Information given:
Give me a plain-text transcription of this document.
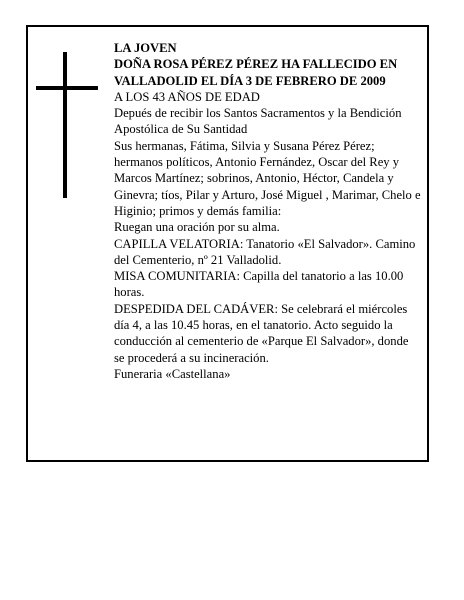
LA JOVEN

DOÑA ROSA PÉREZ PÉREZ HA FALLECIDO EN VALLADOLID EL DÍA 3 DE FEBRERO DE 2009

A LOS 43 AÑOS DE EDAD

Depués de recibir los Santos Sacramentos y la Bendición Apostólica de Su Santidad

Sus hermanas, Fátima, Silvia y Susana Pérez Pérez; hermanos políticos, Antonio Fernández, Oscar del Rey y Marcos Martínez; sobrinos, Antonio, Héctor, Candela y Ginevra; tíos, Pilar y Arturo, José Miguel , Marimar, Chelo e Higinio; primos y demás familia:

Ruegan una oración por su alma.

CAPILLA VELATORIA: Tanatorio «El Salvador». Camino del Cementerio, nº 21 Valladolid.

MISA COMUNITARIA: Capilla del tanatorio a las 10.00 horas.

DESPEDIDA DEL CADÁVER: Se celebrará el miércoles día 4, a las 10.45 horas, en el tanatorio. Acto seguido la conducción al cementerio de «Parque El Salvador», donde se procederá a su incineración.

Funeraria «Castellana»
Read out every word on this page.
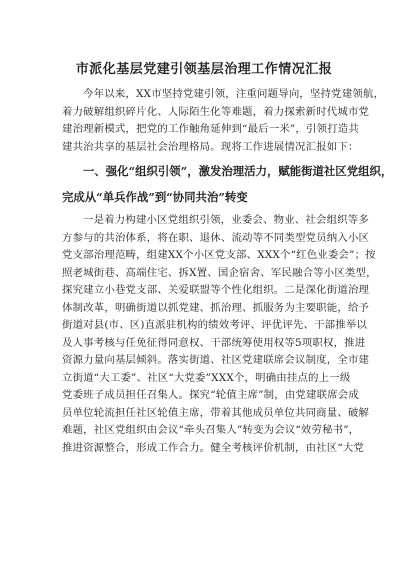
市派化基层党建引领基层治理工作情况汇报
今年以来，XX市坚持党建引领，注重问题导向，坚持党建领航，
着力破解组织碎片化、人际陌生化等难题，着力探索新时代城市党
建治理新模式，把党的工作触角延伸到“最后一米”，引领打造共
建共治共享的基层社会治理格局。现将工作进展情况汇报如下：
一、强化“组织引领”，激发治理活力，赋能街道社区党组织，
完成从“单兵作战”到“协同共治”转变
一是着力构建小区党组织引领，业委会、物业、社会组织等多
方参与的共治体系，将在职、退休、流动等不同类型党员纳入小区
党支部治理范畴，组建XX个小区党支部、XXX个“红色业委会”；按
照老城街巷、高端住宅、拆X置、国企宿舍、军民融合等小区类型，
探究建立小巷党支部、关爱联盟等个性化组织。二是深化街道治理
体制改革，明确街道以抓党建、抓治理、抓服务为主要职能，给予
街道对县(市、区)直派驻机构的绩效考评、评优评先、干部推举以
及人事考核与任免征得同意权、干部统筹使用权等5项职权，推进
资源力量向基层倾斜。落实街道、社区党建联席会议制度，全市建
立街道“大工委”、社区“大党委”XXX个，明确由挂点的上一级
党委班子成员担任召集人。探究“轮值主席”制，由党建联席会成
员单位轮流担任社区轮值主席，带着其他成员单位共同商量、破解
难题，社区党组织由会议“牵头召集人”转变为会议“效劳秘书”，
推进资源整合，形成工作合力。健全考核评价机制，由社区“大党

Direction:
Output the records above exactly as they are, leaving out the pictures.

Full answer:
Give me a plain-text transcription of this document.
LA JOVEN

DOÑA ROSA PÉREZ PÉREZ HA FALLECIDO EN VALLADOLID EL DÍA 3 DE FEBRERO DE 2009

A LOS 43 AÑOS DE EDAD

Depués de recibir los Santos Sacramentos y la Bendición Apostólica de Su Santidad

Sus hermanas, Fátima, Silvia y Susana Pérez Pérez; hermanos políticos, Antonio Fernández, Oscar del Rey y Marcos Martínez; sobrinos, Antonio, Héctor, Candela y Ginevra; tíos, Pilar y Arturo, José Miguel , Marimar, Chelo e Higinio; primos y demás familia:

Ruegan una oración por su alma.

CAPILLA VELATORIA: Tanatorio «El Salvador». Camino del Cementerio, nº 21 Valladolid.

MISA COMUNITARIA: Capilla del tanatorio a las 10.00 horas.

DESPEDIDA DEL CADÁVER: Se celebrará el miércoles día 4, a las 10.45 horas, en el tanatorio. Acto seguido la conducción al cementerio de «Parque El Salvador», donde se procederá a su incineración.

Funeraria «Castellana»
Read out every word on this page.
市派化基层党建引领基层治理工作情况汇报
今年以来，XX市坚持党建引领，注重问题导向，坚持党建领航，
着力破解组织碎片化、人际陌生化等难题，着力探索新时代城市党
建治理新模式，把党的工作触角延伸到“最后一米”，引领打造共
建共治共享的基层社会治理格局。现将工作进展情况汇报如下：
一、强化“组织引领”，激发治理活力，赋能街道社区党组织，
完成从“单兵作战”到“协同共治”转变
一是着力构建小区党组织引领，业委会、物业、社会组织等多
方参与的共治体系，将在职、退休、流动等不同类型党员纳入小区
党支部治理范畴，组建XX个小区党支部、XXX个“红色业委会”；按
照老城街巷、高端住宅、拆X置、国企宿舍、军民融合等小区类型，
探究建立小巷党支部、关爱联盟等个性化组织。二是深化街道治理
体制改革，明确街道以抓党建、抓治理、抓服务为主要职能，给予
街道对县(市、区)直派驻机构的绩效考评、评优评先、干部推举以
及人事考核与任免征得同意权、干部统筹使用权等5项职权，推进
资源力量向基层倾斜。落实街道、社区党建联席会议制度，全市建
立街道“大工委”、社区“大党委”XXX个，明确由挂点的上一级
党委班子成员担任召集人。探究“轮值主席”制，由党建联席会成
员单位轮流担任社区轮值主席，带着其他成员单位共同商量、破解
难题，社区党组织由会议“牵头召集人”转变为会议“效劳秘书”，
推进资源整合，形成工作合力。健全考核评价机制，由社区“大党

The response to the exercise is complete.